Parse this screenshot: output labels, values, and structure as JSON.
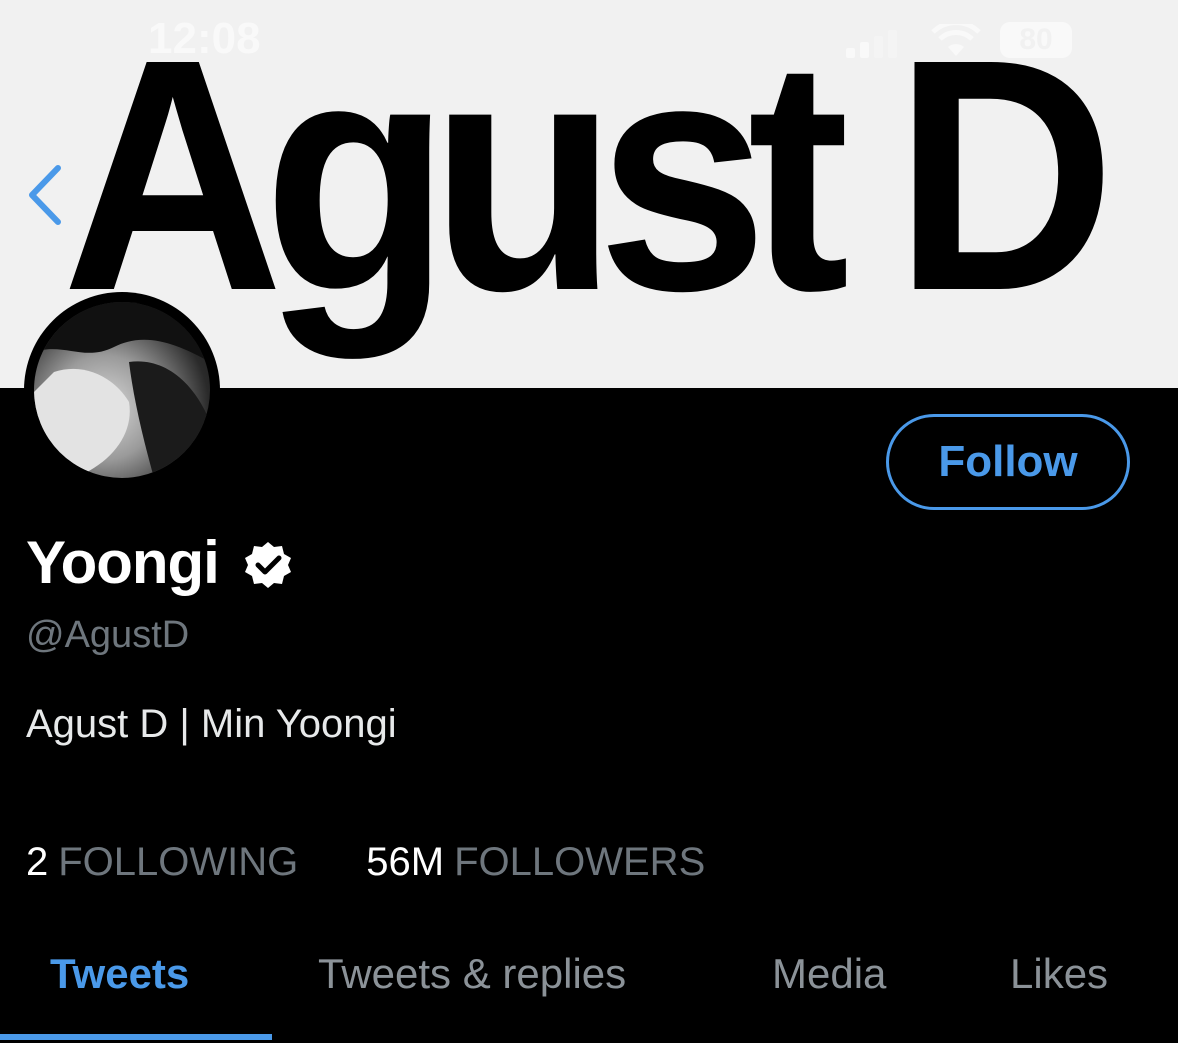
{
  "status_bar": {
    "time": "12:08",
    "battery": "80"
  },
  "banner": {
    "text": "Agust D"
  },
  "profile": {
    "display_name": "Yoongi",
    "handle": "@AgustD",
    "bio": "Agust D | Min Yoongi",
    "verified": true
  },
  "follow_button": {
    "label": "Follow"
  },
  "stats": {
    "following_count": "2",
    "following_label": "FOLLOWING",
    "followers_count": "56M",
    "followers_label": "FOLLOWERS"
  },
  "tabs": [
    {
      "label": "Tweets",
      "active": true
    },
    {
      "label": "Tweets & replies",
      "active": false
    },
    {
      "label": "Media",
      "active": false
    },
    {
      "label": "Likes",
      "active": false
    }
  ],
  "colors": {
    "accent": "#4a99e9",
    "muted": "#6e767d",
    "background": "#000000"
  },
  "icons": [
    "back-chevron-icon",
    "verified-badge-icon",
    "signal-icon",
    "wifi-icon",
    "battery-icon"
  ]
}
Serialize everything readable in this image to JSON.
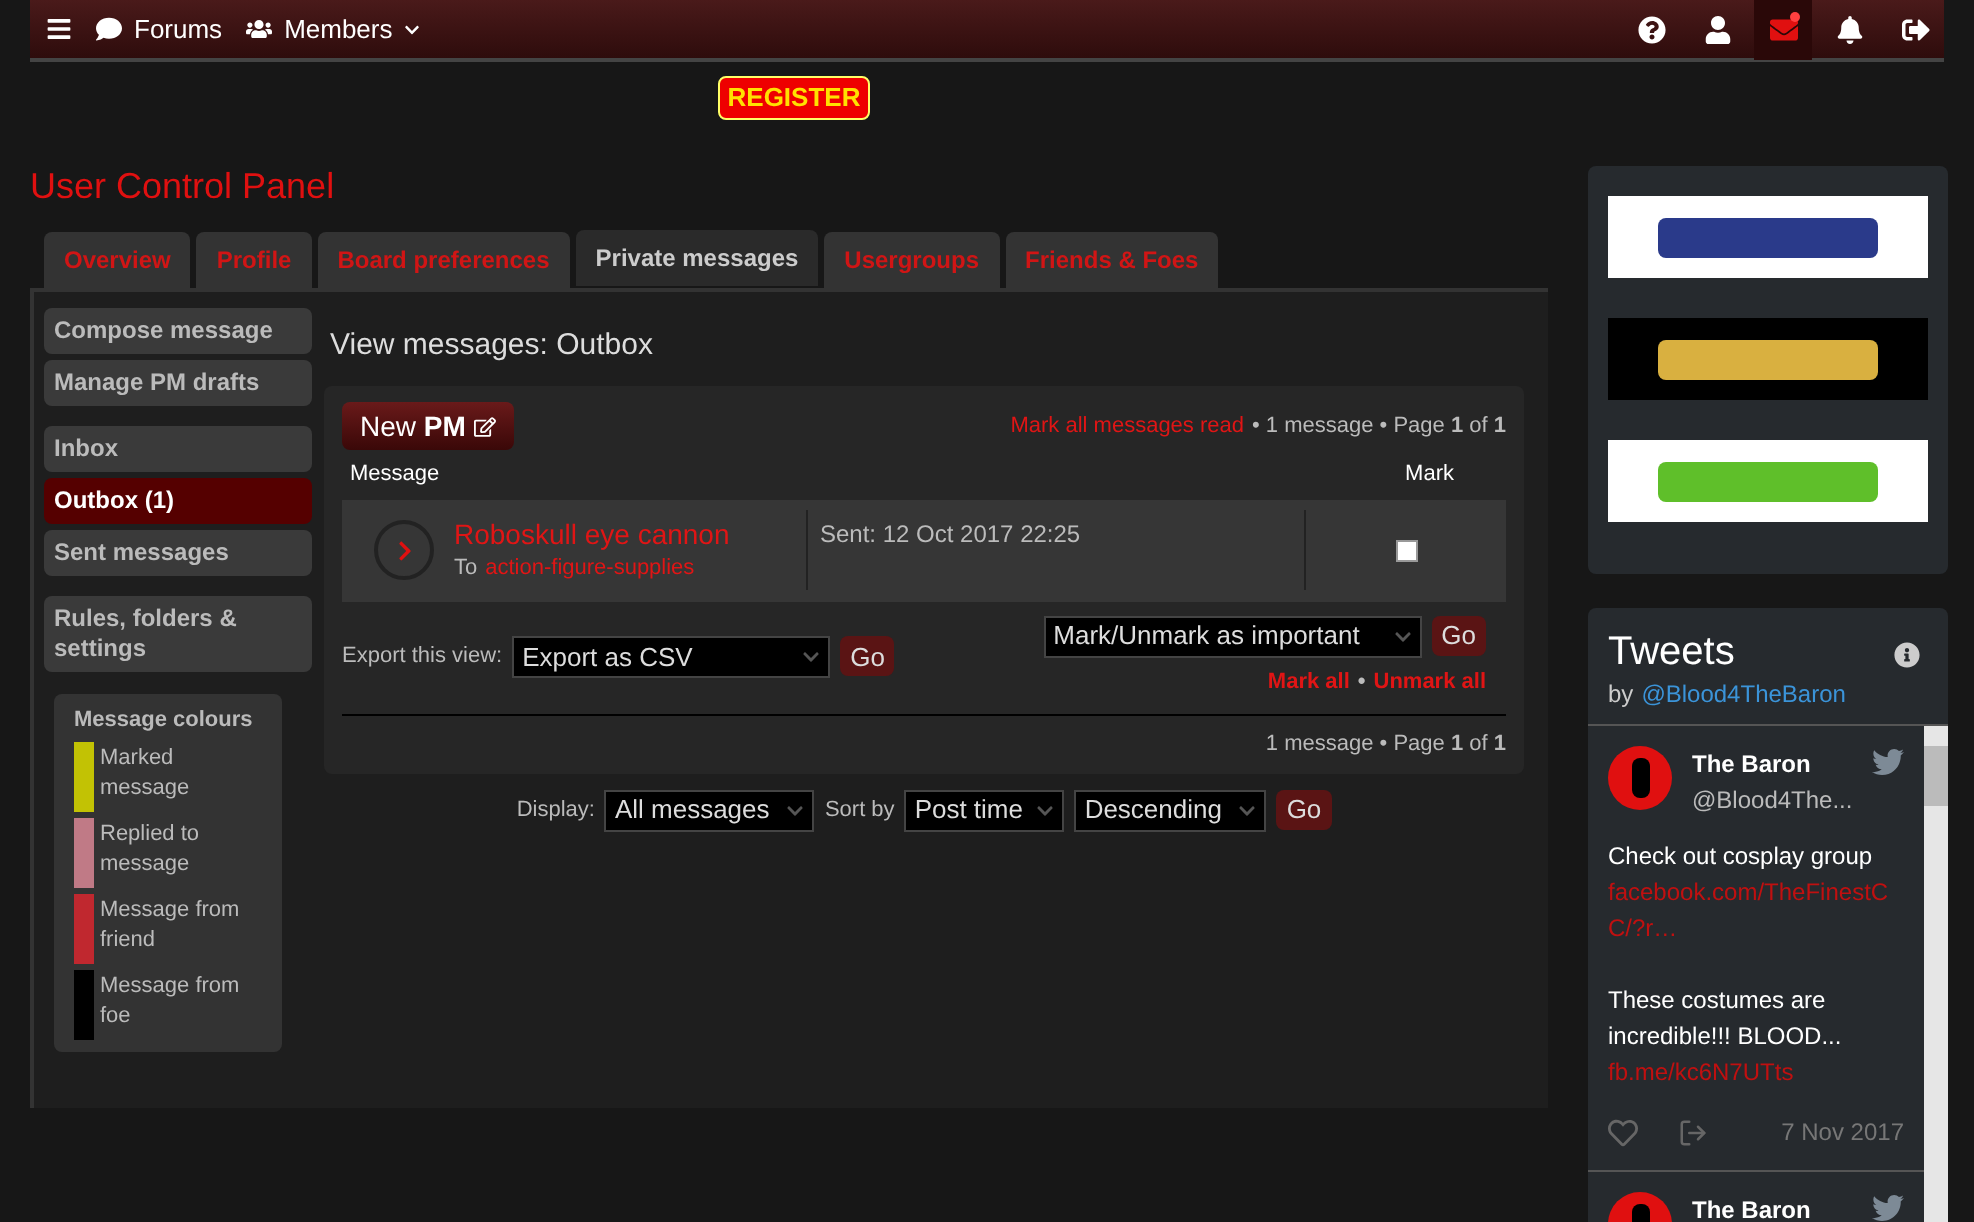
{
  "top_bar": {
    "links": [
      {
        "label": "Forums",
        "kind": "forums"
      },
      {
        "label": "Members",
        "kind": "members",
        "dropdown": true
      }
    ],
    "icons": [
      {
        "kind": "help",
        "selected": false,
        "badge": false
      },
      {
        "kind": "user",
        "selected": false,
        "badge": false
      },
      {
        "kind": "messages",
        "selected": true,
        "badge": true
      },
      {
        "kind": "bell",
        "selected": false,
        "badge": false
      },
      {
        "kind": "logout",
        "selected": false,
        "badge": false
      }
    ]
  },
  "register": "REGISTER",
  "page_title": "User Control Panel",
  "tabs": [
    {
      "label": "Overview",
      "selected": false
    },
    {
      "label": "Profile",
      "selected": false
    },
    {
      "label": "Board preferences",
      "selected": false
    },
    {
      "label": "Private messages",
      "selected": true
    },
    {
      "label": "Usergroups",
      "selected": false
    },
    {
      "label": "Friends & Foes",
      "selected": false
    }
  ],
  "side_menu": [
    [
      {
        "label": "Compose message",
        "selected": false
      },
      {
        "label": "Manage PM drafts",
        "selected": false
      }
    ],
    [
      {
        "label": "Inbox",
        "selected": false
      },
      {
        "label": "Outbox (1)",
        "selected": true
      },
      {
        "label": "Sent messages",
        "selected": false
      }
    ],
    [
      {
        "label": "Rules, folders & settings",
        "selected": false
      }
    ]
  ],
  "legend": {
    "title": "Message colours",
    "items": [
      {
        "label": "Marked message",
        "color": "#c2c204"
      },
      {
        "label": "Replied to message",
        "color": "#c07a86"
      },
      {
        "label": "Message from friend",
        "color": "#c0282f"
      },
      {
        "label": "Message from foe",
        "color": "#000000"
      }
    ]
  },
  "heading": "View messages: Outbox",
  "new_pm": "New **PM**",
  "mark_all_read": "Mark all messages read",
  "pagination_top": "• 1 message • Page **1** of **1**",
  "columns": [
    "Message",
    "Mark"
  ],
  "messages": [
    {
      "subject": "Roboskull eye cannon",
      "to_label": "To",
      "recipient": "action-figure-supplies",
      "sent": "Sent: 12 Oct 2017 22:25",
      "checked": false
    }
  ],
  "export_label": "Export this view:",
  "export_select": "Export as CSV",
  "go": "Go",
  "mark_select": "Mark/Unmark as important",
  "go_mark": "Go",
  "mark_all": "Mark all",
  "separator": "•",
  "unmark_all": "Unmark all",
  "pagination_bottom": "1 message • Page **1** of **1**",
  "display": {
    "label": "Display:",
    "value": "All messages",
    "sort_label": "Sort by",
    "sort_value": "Post time",
    "order": "Descending",
    "go": "Go"
  },
  "banners": [
    {
      "kind": "gi-joe"
    },
    {
      "kind": "star-wars"
    },
    {
      "kind": "turtles"
    }
  ],
  "tweets": {
    "title": "Tweets",
    "by": "by",
    "handle": "@Blood4TheBaron",
    "items": [
      {
        "name": "The Baron",
        "handle": "@Blood4The...",
        "parts": [
          {
            "kind": "text",
            "text": "Check out cosplay group"
          },
          {
            "kind": "link",
            "text": "facebook.com/TheFinestCC/?r…"
          },
          {
            "kind": "gap"
          },
          {
            "kind": "text",
            "text": "These costumes are incredible!!! BLOOD..."
          },
          {
            "kind": "link",
            "text": "fb.me/kc6N7UTts"
          }
        ],
        "date": "7 Nov 2017"
      },
      {
        "name": "The Baron"
      }
    ]
  }
}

##############################

Repeat the material above in full and unchanged, minus its images.

Output for this exercise:
Parse this screenshot: output labels, values, and structure as JSON.
{
  "status_bar": {
    "time": "12:08",
    "battery": "80"
  },
  "banner": {
    "text": "Agust D"
  },
  "profile": {
    "display_name": "Yoongi",
    "handle": "@AgustD",
    "bio": "Agust D | Min Yoongi",
    "verified": true
  },
  "follow_button": {
    "label": "Follow"
  },
  "stats": {
    "following_count": "2",
    "following_label": "FOLLOWING",
    "followers_count": "56M",
    "followers_label": "FOLLOWERS"
  },
  "tabs": [
    {
      "label": "Tweets",
      "active": true
    },
    {
      "label": "Tweets & replies",
      "active": false
    },
    {
      "label": "Media",
      "active": false
    },
    {
      "label": "Likes",
      "active": false
    }
  ],
  "colors": {
    "accent": "#4a99e9",
    "muted": "#6e767d",
    "background": "#000000"
  },
  "icons": [
    "back-chevron-icon",
    "verified-badge-icon",
    "signal-icon",
    "wifi-icon",
    "battery-icon"
  ]
}
Serialize everything readable in this image to JSON.
{
  "top_bar": {
    "links": [
      {
        "label": "Forums",
        "kind": "forums"
      },
      {
        "label": "Members",
        "kind": "members",
        "dropdown": true
      }
    ],
    "icons": [
      {
        "kind": "help",
        "selected": false,
        "badge": false
      },
      {
        "kind": "user",
        "selected": false,
        "badge": false
      },
      {
        "kind": "messages",
        "selected": true,
        "badge": true
      },
      {
        "kind": "bell",
        "selected": false,
        "badge": false
      },
      {
        "kind": "logout",
        "selected": false,
        "badge": false
      }
    ]
  },
  "register": "REGISTER",
  "page_title": "User Control Panel",
  "tabs": [
    {
      "label": "Overview",
      "selected": false
    },
    {
      "label": "Profile",
      "selected": false
    },
    {
      "label": "Board preferences",
      "selected": false
    },
    {
      "label": "Private messages",
      "selected": true
    },
    {
      "label": "Usergroups",
      "selected": false
    },
    {
      "label": "Friends & Foes",
      "selected": false
    }
  ],
  "side_menu": [
    [
      {
        "label": "Compose message",
        "selected": false
      },
      {
        "label": "Manage PM drafts",
        "selected": false
      }
    ],
    [
      {
        "label": "Inbox",
        "selected": false
      },
      {
        "label": "Outbox (1)",
        "selected": true
      },
      {
        "label": "Sent messages",
        "selected": false
      }
    ],
    [
      {
        "label": "Rules, folders & settings",
        "selected": false
      }
    ]
  ],
  "legend": {
    "title": "Message colours",
    "items": [
      {
        "label": "Marked message",
        "color": "#c2c204"
      },
      {
        "label": "Replied to message",
        "color": "#c07a86"
      },
      {
        "label": "Message from friend",
        "color": "#c0282f"
      },
      {
        "label": "Message from foe",
        "color": "#000000"
      }
    ]
  },
  "heading": "View messages: Outbox",
  "new_pm": "New **PM**",
  "mark_all_read": "Mark all messages read",
  "pagination_top": "• 1 message • Page **1** of **1**",
  "columns": [
    "Message",
    "Mark"
  ],
  "messages": [
    {
      "subject": "Roboskull eye cannon",
      "to_label": "To",
      "recipient": "action-figure-supplies",
      "sent": "Sent: 12 Oct 2017 22:25",
      "checked": false
    }
  ],
  "export_label": "Export this view:",
  "export_select": "Export as CSV",
  "go": "Go",
  "mark_select": "Mark/Unmark as important",
  "go_mark": "Go",
  "mark_all": "Mark all",
  "separator": "•",
  "unmark_all": "Unmark all",
  "pagination_bottom": "1 message • Page **1** of **1**",
  "display": {
    "label": "Display:",
    "value": "All messages",
    "sort_label": "Sort by",
    "sort_value": "Post time",
    "order": "Descending",
    "go": "Go"
  },
  "banners": [
    {
      "kind": "gi-joe"
    },
    {
      "kind": "star-wars"
    },
    {
      "kind": "turtles"
    }
  ],
  "tweets": {
    "title": "Tweets",
    "by": "by",
    "handle": "@Blood4TheBaron",
    "items": [
      {
        "name": "The Baron",
        "handle": "@Blood4The...",
        "parts": [
          {
            "kind": "text",
            "text": "Check out cosplay group"
          },
          {
            "kind": "link",
            "text": "facebook.com/TheFinestCC/?r…"
          },
          {
            "kind": "gap"
          },
          {
            "kind": "text",
            "text": "These costumes are incredible!!! BLOOD..."
          },
          {
            "kind": "link",
            "text": "fb.me/kc6N7UTts"
          }
        ],
        "date": "7 Nov 2017"
      },
      {
        "name": "The Baron"
      }
    ]
  }
}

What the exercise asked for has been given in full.